**Exercise requirements:**
Copy out all lines of the records in which the word "Approximation" appears.

* start Task material *

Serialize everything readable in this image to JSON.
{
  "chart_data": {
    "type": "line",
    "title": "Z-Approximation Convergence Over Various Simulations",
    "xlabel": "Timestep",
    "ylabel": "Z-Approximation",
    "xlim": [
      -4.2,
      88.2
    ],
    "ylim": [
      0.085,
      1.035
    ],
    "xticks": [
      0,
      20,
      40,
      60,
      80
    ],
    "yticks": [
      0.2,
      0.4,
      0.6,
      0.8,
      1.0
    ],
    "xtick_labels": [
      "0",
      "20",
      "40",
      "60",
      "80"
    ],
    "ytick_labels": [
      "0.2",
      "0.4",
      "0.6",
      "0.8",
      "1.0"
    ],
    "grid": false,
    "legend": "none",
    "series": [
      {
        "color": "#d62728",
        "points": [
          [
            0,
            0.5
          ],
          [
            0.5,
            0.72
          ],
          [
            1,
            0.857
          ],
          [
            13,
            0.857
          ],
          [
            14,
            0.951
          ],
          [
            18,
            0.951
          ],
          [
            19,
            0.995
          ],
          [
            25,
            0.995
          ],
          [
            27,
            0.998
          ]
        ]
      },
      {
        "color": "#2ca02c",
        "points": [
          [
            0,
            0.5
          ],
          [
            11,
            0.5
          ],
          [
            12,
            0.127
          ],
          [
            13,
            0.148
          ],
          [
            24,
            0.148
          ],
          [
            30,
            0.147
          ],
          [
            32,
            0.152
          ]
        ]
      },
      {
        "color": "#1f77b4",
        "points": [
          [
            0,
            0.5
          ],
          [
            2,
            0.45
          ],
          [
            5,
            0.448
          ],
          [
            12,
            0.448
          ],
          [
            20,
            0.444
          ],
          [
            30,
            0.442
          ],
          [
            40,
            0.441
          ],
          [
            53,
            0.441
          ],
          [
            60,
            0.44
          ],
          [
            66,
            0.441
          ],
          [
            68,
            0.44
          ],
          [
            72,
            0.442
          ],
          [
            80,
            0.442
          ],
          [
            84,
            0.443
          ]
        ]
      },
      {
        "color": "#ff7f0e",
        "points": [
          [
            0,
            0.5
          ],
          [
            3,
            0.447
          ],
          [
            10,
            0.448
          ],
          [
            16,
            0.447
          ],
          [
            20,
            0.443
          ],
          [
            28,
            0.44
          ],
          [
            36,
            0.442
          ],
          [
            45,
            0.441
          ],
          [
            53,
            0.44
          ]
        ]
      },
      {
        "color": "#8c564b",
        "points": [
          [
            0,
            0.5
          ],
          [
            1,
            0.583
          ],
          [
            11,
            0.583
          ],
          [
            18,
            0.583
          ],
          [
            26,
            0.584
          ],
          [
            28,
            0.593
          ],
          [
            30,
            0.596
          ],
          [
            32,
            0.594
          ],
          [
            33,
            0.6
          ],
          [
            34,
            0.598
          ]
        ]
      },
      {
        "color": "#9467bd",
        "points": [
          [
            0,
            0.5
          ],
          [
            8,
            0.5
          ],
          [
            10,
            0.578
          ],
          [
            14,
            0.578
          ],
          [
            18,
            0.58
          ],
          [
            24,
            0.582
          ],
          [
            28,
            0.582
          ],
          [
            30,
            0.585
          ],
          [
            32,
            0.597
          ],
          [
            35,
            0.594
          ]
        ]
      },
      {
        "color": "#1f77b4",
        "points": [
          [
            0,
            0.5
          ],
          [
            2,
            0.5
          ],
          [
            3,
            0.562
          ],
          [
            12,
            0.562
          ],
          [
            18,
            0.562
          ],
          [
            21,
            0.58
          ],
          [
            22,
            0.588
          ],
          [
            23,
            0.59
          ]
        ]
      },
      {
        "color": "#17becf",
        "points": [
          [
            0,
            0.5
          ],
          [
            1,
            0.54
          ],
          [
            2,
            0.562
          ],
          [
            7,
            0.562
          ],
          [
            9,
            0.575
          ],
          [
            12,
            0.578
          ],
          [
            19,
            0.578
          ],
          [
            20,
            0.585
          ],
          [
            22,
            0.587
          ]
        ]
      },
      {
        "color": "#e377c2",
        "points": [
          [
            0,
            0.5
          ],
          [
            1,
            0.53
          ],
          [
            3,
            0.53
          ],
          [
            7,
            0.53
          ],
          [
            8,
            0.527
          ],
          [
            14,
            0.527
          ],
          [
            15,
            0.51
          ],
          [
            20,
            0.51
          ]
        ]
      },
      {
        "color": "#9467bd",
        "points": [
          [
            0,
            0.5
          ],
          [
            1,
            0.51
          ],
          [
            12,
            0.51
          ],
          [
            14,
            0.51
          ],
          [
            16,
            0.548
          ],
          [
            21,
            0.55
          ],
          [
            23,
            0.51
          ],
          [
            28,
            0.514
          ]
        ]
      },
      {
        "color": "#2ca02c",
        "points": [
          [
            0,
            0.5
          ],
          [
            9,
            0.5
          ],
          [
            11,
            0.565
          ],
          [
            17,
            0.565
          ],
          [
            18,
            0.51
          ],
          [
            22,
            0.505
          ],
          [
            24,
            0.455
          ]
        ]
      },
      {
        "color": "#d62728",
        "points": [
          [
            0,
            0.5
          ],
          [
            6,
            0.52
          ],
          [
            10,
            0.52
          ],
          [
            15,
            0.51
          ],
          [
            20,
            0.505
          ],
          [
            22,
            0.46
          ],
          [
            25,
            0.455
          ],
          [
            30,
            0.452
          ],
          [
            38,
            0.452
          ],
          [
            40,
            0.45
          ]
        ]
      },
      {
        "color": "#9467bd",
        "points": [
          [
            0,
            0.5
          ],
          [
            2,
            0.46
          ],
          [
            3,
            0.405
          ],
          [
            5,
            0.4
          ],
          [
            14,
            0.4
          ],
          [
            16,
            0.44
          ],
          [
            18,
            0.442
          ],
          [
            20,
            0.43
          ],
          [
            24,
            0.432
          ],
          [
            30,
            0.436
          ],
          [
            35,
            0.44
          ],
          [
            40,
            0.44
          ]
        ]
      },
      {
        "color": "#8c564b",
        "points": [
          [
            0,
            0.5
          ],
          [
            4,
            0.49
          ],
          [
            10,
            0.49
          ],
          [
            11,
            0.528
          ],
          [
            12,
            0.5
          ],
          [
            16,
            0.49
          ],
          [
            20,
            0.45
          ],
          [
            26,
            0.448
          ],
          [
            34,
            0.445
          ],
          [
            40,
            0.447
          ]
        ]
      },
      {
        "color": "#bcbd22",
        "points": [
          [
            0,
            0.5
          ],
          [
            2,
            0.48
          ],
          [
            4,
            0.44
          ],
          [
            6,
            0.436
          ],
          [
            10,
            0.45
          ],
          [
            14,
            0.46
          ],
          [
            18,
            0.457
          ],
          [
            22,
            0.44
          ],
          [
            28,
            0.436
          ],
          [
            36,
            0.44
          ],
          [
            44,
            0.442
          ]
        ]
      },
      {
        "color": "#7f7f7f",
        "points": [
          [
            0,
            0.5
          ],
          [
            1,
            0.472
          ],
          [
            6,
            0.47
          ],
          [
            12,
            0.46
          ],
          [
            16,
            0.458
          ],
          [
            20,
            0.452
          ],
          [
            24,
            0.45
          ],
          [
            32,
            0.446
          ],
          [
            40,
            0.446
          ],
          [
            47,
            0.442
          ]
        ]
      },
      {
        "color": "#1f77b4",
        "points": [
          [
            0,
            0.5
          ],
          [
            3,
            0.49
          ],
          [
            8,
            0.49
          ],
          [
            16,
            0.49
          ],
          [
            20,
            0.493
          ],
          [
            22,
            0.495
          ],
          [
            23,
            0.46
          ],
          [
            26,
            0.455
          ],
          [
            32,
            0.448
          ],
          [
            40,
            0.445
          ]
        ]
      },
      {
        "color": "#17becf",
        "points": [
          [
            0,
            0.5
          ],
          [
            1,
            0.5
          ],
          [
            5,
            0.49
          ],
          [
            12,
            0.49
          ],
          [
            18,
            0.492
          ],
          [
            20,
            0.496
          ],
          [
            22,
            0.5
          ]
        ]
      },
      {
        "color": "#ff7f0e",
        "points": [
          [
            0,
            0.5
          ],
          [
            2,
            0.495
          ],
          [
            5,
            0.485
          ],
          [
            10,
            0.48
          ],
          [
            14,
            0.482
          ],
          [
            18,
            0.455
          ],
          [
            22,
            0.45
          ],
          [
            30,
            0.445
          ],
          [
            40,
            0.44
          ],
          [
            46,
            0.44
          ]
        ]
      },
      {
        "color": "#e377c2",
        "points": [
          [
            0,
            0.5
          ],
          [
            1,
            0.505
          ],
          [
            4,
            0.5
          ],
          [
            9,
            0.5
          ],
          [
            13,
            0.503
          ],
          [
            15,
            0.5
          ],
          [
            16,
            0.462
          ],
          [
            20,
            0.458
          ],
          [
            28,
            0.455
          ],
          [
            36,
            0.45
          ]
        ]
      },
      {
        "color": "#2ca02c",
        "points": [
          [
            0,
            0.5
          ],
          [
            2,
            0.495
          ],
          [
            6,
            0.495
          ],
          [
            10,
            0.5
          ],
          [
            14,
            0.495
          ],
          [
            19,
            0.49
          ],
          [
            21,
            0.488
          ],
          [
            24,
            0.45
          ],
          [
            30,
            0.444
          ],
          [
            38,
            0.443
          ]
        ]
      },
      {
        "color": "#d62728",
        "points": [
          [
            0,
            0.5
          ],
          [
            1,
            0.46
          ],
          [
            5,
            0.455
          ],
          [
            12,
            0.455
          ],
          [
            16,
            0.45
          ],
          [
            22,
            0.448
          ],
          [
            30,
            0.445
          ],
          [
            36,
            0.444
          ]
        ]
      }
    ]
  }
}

* end Task material *

**Complete output:**
    "title": "Z-Approximation Convergence Over Various Simulations",
    "ylabel": "Z-Approximation",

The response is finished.